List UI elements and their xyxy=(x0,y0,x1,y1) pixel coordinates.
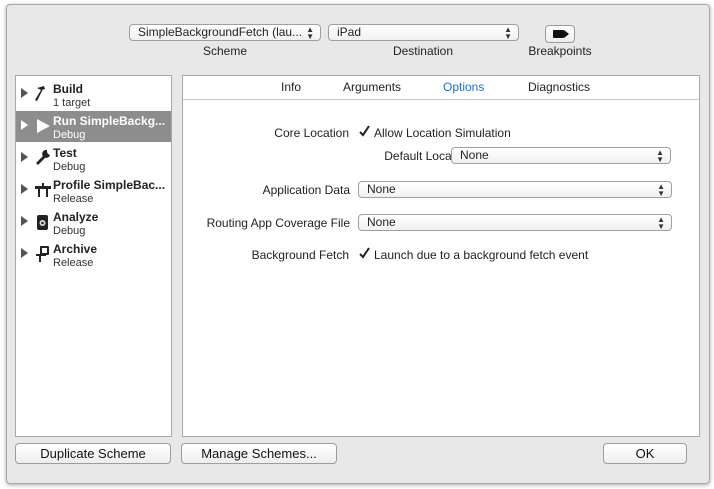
action-subtitle: Release xyxy=(53,257,94,269)
destination-popup[interactable]: iPad ▲ ▼ xyxy=(328,24,519,41)
breakpoint-tip xyxy=(564,30,569,38)
disclosure-triangle-icon[interactable] xyxy=(21,216,28,226)
routing-coverage-value: None xyxy=(367,215,396,229)
action-run[interactable]: Run SimpleBackg... Debug xyxy=(16,111,171,142)
tab-arguments[interactable]: Arguments xyxy=(343,80,401,94)
scheme-popup[interactable]: SimpleBackgroundFetch (lau... ▲ ▼ xyxy=(129,24,321,41)
application-data-popup[interactable]: None ▲ ▼ xyxy=(358,181,672,198)
destination-popup-value: iPad xyxy=(337,25,362,39)
application-data-value: None xyxy=(367,182,396,196)
analyze-icon xyxy=(37,215,48,230)
popup-arrows-icon: ▲ ▼ xyxy=(656,148,664,164)
checkmark-icon[interactable] xyxy=(358,125,371,138)
action-analyze[interactable]: Analyze Debug xyxy=(16,207,171,238)
action-title: Analyze xyxy=(53,210,99,224)
background-fetch-label: Background Fetch xyxy=(251,248,349,262)
disclosure-triangle-icon[interactable] xyxy=(21,152,28,162)
action-archive[interactable]: Archive Release xyxy=(16,239,171,270)
action-title: Archive xyxy=(53,242,98,256)
popup-arrows-icon: ▲ ▼ xyxy=(504,25,512,41)
action-subtitle: Debug xyxy=(53,161,86,173)
scheme-editor-sheet: SimpleBackgroundFetch (lau... ▲ ▼ Scheme … xyxy=(6,4,710,484)
play-icon xyxy=(37,119,50,133)
action-test[interactable]: Test Debug xyxy=(16,143,171,174)
tab-bar: Info Arguments Options Diagnostics xyxy=(183,76,699,100)
scheme-popup-value: SimpleBackgroundFetch (lau... xyxy=(138,25,303,39)
scheme-actions-list: Build 1 target Run SimpleBackg... Debug … xyxy=(15,75,172,437)
ok-button[interactable]: OK xyxy=(603,443,687,464)
checkmark-icon[interactable] xyxy=(358,247,371,260)
archive-icon xyxy=(36,246,49,262)
allow-location-simulation-label[interactable]: Allow Location Simulation xyxy=(374,126,511,140)
default-location-value: None xyxy=(460,148,489,162)
popup-arrows-icon: ▲ ▼ xyxy=(657,215,665,231)
routing-coverage-label: Routing App Coverage File xyxy=(206,216,350,230)
action-subtitle: Debug xyxy=(53,225,86,237)
core-location-label: Core Location xyxy=(274,126,349,140)
tab-diagnostics[interactable]: Diagnostics xyxy=(528,80,590,94)
action-subtitle: 1 target xyxy=(53,97,91,109)
action-title: Test xyxy=(53,146,77,160)
popup-arrows-icon: ▲ ▼ xyxy=(657,182,665,198)
wrench-icon xyxy=(36,149,50,165)
scheme-caption: Scheme xyxy=(202,44,248,58)
breakpoints-caption: Breakpoints xyxy=(528,44,592,58)
instruments-icon xyxy=(35,183,51,197)
default-location-label: Default Location xyxy=(384,149,471,163)
disclosure-triangle-icon[interactable] xyxy=(21,120,28,130)
action-title: Build xyxy=(53,82,83,96)
breakpoint-icon xyxy=(553,30,564,38)
scheme-detail-panel: Info Arguments Options Diagnostics Core … xyxy=(182,75,700,437)
duplicate-scheme-button[interactable]: Duplicate Scheme xyxy=(15,443,171,464)
disclosure-triangle-icon[interactable] xyxy=(21,248,28,258)
popup-arrows-icon: ▲ ▼ xyxy=(306,25,314,41)
action-title: Profile SimpleBac... xyxy=(53,178,166,192)
breakpoints-button[interactable] xyxy=(545,25,575,43)
routing-coverage-popup[interactable]: None ▲ ▼ xyxy=(358,214,672,231)
action-title: Run SimpleBackg... xyxy=(53,114,166,128)
hammer-icon xyxy=(35,86,45,101)
destination-caption: Destination xyxy=(392,44,454,58)
launch-background-fetch-label[interactable]: Launch due to a background fetch event xyxy=(374,248,588,262)
action-build[interactable]: Build 1 target xyxy=(16,79,171,110)
default-location-popup[interactable]: None ▲ ▼ xyxy=(451,147,671,164)
action-subtitle: Release xyxy=(53,193,94,205)
tab-options[interactable]: Options xyxy=(443,80,484,94)
application-data-label: Application Data xyxy=(262,183,350,197)
manage-schemes-button[interactable]: Manage Schemes... xyxy=(181,443,337,464)
action-profile[interactable]: Profile SimpleBac... Release xyxy=(16,175,171,206)
disclosure-triangle-icon[interactable] xyxy=(21,184,28,194)
tab-info[interactable]: Info xyxy=(281,80,301,94)
disclosure-triangle-icon[interactable] xyxy=(21,88,28,98)
action-subtitle: Debug xyxy=(53,129,86,141)
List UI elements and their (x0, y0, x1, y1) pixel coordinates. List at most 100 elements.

• **PROBLEM TO SOLVE**: Return each line of the records that contains the word "coordinates", copying every such line in full.

• **ANSWER TO THE TASK**:
List UI elements and their xyxy=(x0,y0,x1,y1) pixel coordinates.
List UI elements and their (x0, y0, x1, y1) pixel coordinates. List at most 100 elements.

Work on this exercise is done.